(Dataset entries)
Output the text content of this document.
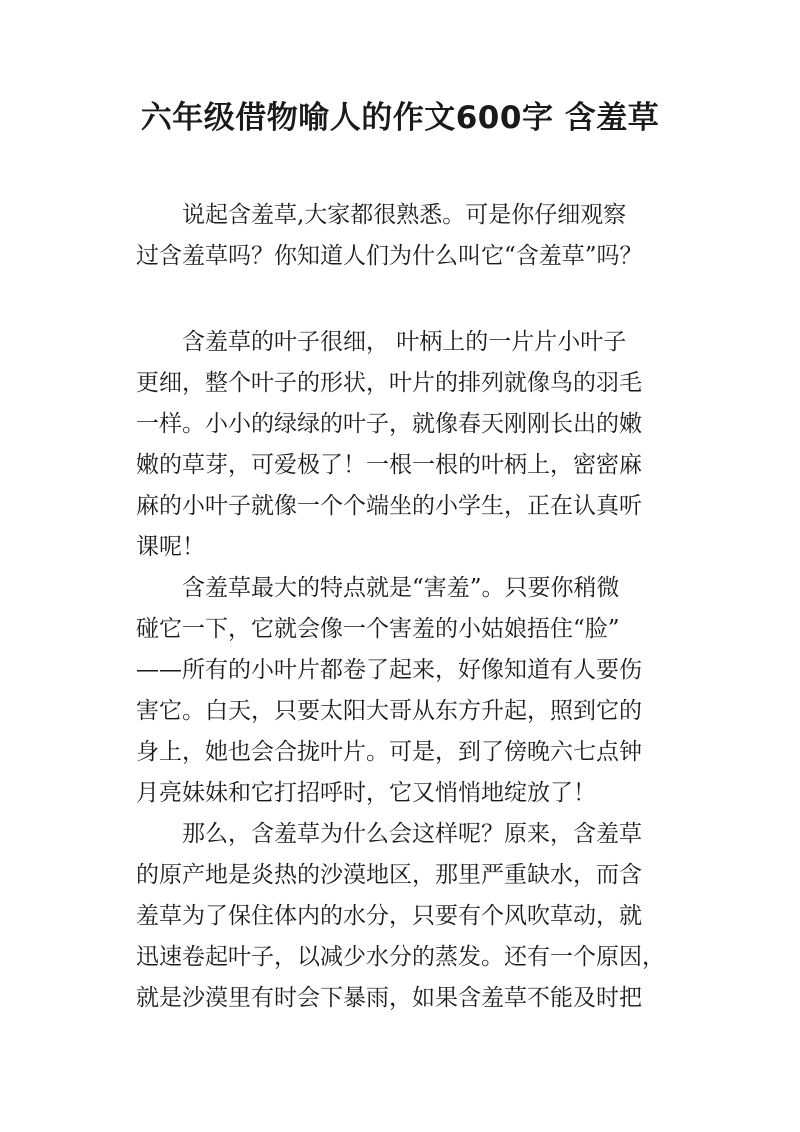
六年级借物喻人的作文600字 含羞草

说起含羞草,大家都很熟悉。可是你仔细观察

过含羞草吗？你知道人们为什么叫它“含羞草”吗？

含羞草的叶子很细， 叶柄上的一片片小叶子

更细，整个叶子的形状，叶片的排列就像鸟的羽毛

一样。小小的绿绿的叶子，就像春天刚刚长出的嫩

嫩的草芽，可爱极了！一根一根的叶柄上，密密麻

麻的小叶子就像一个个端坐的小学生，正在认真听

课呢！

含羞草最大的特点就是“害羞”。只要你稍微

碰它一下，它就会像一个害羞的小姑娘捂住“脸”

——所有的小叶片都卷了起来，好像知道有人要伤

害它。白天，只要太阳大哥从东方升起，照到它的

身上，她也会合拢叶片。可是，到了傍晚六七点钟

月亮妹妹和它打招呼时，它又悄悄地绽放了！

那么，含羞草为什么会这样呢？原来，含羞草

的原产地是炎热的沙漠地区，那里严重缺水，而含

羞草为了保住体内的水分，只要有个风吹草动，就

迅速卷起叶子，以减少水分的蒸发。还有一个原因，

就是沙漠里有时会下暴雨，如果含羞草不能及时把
==
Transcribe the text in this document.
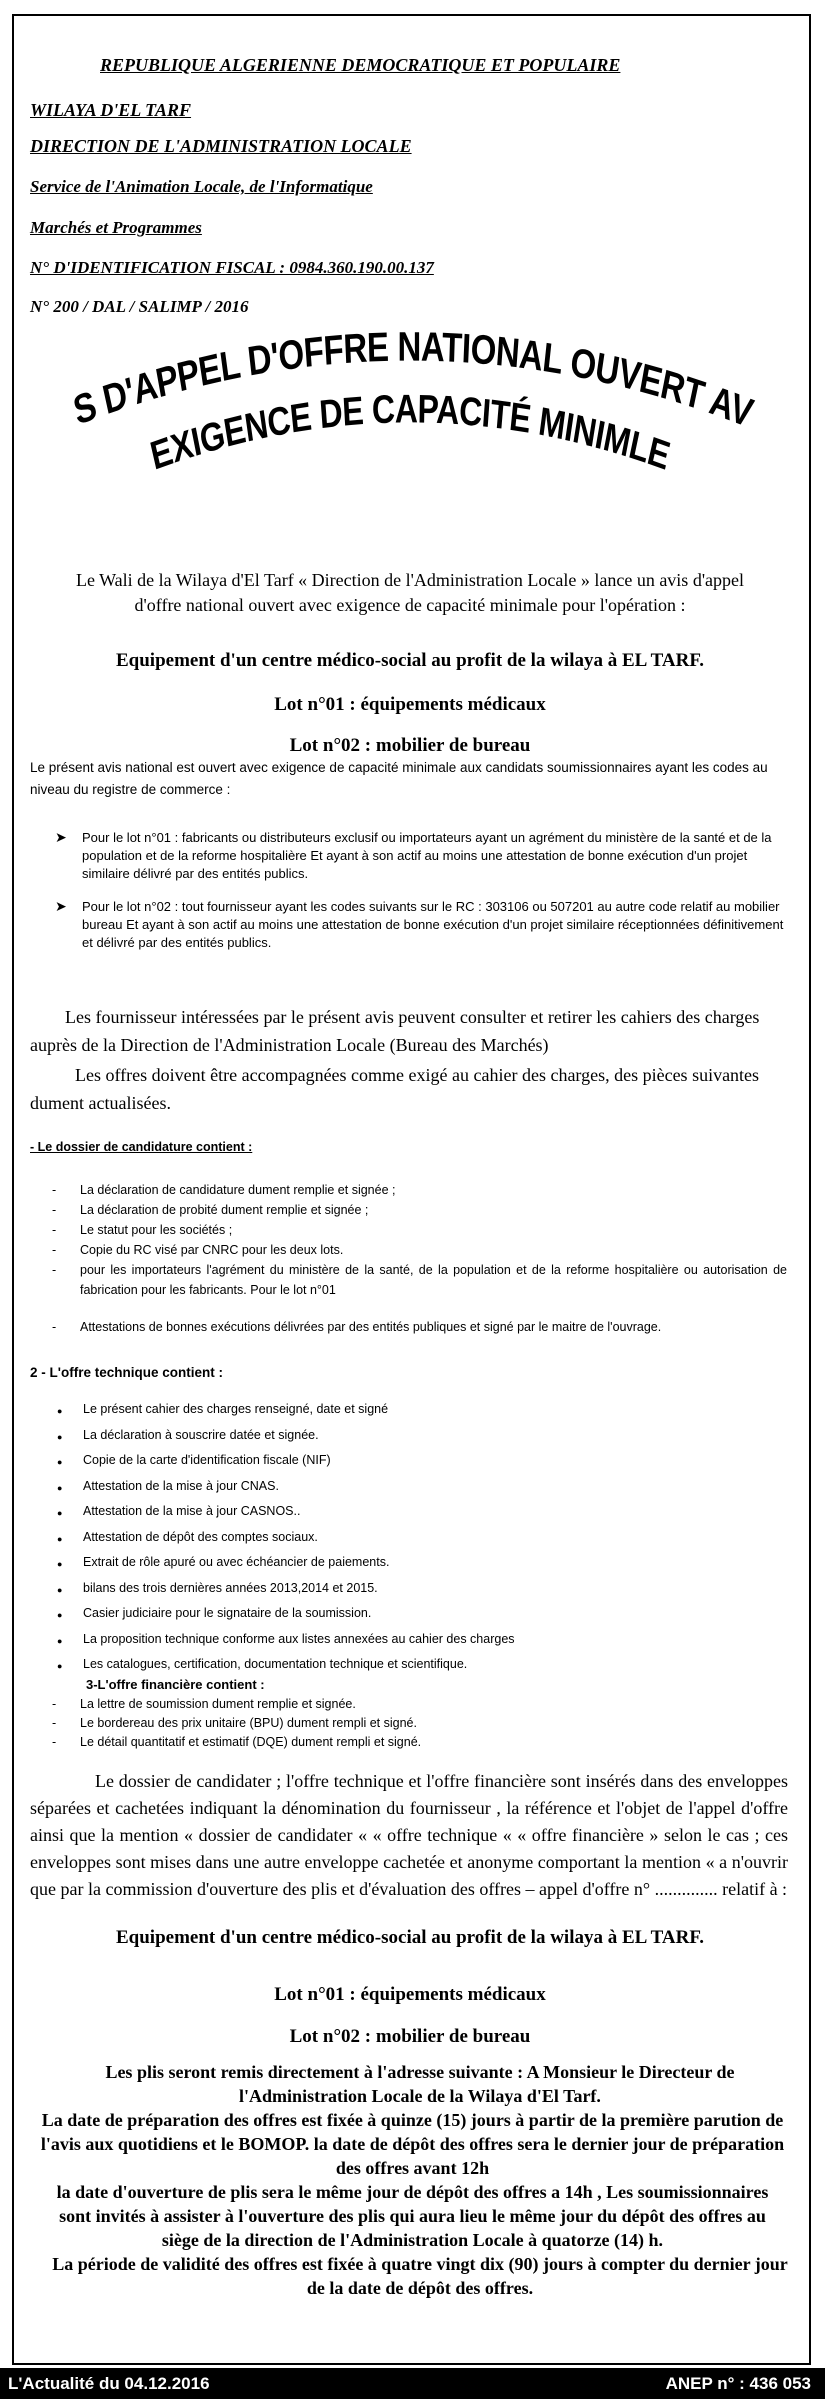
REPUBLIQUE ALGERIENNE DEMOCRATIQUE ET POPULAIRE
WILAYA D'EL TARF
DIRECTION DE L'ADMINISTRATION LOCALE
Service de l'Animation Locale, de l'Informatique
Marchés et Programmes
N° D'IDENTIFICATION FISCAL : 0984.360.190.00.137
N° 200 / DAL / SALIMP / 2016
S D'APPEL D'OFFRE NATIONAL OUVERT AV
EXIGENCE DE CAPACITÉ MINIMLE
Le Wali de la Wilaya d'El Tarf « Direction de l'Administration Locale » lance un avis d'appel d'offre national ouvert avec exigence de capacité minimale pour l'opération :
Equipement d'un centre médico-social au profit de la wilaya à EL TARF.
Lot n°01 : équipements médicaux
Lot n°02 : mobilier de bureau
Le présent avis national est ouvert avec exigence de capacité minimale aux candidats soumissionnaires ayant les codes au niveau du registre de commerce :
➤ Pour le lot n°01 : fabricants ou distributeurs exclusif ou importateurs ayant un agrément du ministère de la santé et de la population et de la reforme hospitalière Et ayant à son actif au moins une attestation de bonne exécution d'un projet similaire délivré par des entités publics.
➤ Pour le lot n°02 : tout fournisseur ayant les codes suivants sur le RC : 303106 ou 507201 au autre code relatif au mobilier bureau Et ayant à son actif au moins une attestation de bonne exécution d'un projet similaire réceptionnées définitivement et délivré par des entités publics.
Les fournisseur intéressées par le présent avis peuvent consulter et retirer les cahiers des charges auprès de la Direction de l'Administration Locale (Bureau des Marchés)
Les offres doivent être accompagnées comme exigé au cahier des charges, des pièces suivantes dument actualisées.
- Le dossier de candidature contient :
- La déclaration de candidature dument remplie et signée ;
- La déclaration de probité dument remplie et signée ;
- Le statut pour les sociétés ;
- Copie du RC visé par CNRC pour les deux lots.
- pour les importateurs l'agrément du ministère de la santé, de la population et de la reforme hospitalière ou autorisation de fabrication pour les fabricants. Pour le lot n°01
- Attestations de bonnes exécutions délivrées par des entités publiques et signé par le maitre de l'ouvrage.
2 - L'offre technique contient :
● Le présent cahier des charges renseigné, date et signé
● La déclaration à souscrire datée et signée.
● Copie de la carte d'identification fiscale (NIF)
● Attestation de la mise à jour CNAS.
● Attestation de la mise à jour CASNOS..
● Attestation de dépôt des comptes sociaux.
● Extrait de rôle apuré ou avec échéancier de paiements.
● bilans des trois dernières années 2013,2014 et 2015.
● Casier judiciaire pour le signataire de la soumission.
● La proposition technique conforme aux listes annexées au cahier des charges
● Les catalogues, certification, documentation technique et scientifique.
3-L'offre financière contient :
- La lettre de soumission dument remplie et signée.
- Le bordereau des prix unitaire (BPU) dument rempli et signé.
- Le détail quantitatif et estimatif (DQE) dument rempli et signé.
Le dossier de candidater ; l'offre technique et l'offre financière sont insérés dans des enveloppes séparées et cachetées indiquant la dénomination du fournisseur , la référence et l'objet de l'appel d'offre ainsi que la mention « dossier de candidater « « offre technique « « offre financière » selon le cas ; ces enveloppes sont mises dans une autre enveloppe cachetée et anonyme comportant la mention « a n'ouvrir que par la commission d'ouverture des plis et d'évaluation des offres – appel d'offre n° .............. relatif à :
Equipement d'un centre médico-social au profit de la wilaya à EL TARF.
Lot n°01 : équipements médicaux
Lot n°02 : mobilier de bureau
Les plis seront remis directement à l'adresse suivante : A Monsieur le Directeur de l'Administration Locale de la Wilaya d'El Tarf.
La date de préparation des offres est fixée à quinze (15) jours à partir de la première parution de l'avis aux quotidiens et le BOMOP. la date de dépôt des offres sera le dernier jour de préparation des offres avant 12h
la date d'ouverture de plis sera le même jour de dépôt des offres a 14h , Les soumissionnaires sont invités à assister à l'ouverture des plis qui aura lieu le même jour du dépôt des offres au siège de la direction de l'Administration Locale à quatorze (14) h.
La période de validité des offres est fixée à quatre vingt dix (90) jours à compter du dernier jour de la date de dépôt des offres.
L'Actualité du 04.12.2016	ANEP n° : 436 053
---
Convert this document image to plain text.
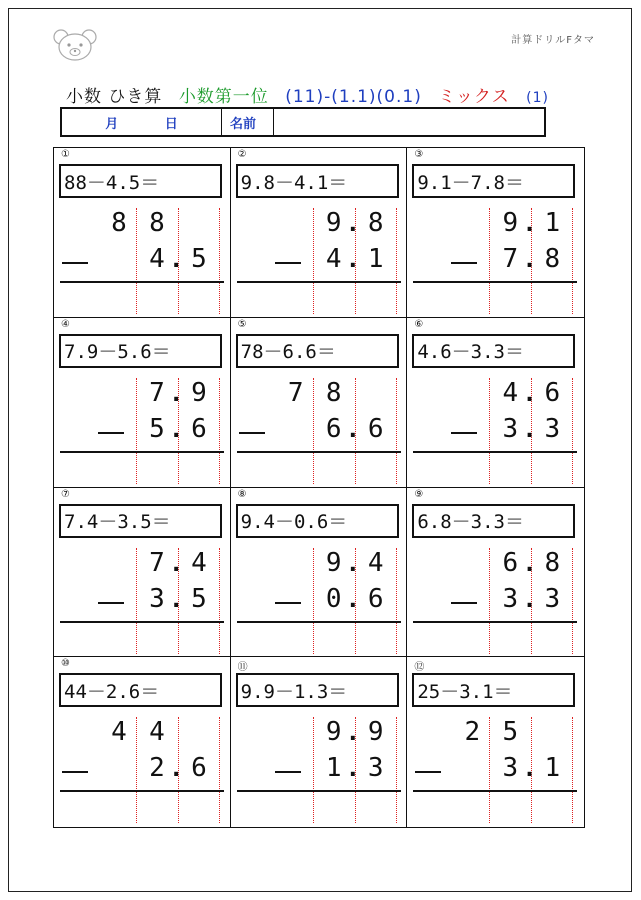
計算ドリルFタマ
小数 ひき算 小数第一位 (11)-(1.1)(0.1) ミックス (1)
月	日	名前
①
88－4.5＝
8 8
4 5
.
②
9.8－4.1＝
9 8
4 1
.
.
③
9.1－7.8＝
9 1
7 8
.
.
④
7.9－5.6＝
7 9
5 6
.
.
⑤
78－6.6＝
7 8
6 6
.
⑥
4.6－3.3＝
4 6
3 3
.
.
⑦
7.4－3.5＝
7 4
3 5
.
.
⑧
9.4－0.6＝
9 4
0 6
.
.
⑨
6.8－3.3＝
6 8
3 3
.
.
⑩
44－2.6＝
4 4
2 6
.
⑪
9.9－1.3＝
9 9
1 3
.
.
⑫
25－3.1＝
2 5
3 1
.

**Required task:** Looking at the entries above, state how many lines contain "jour"; give the number alone.

**Complete response:** 5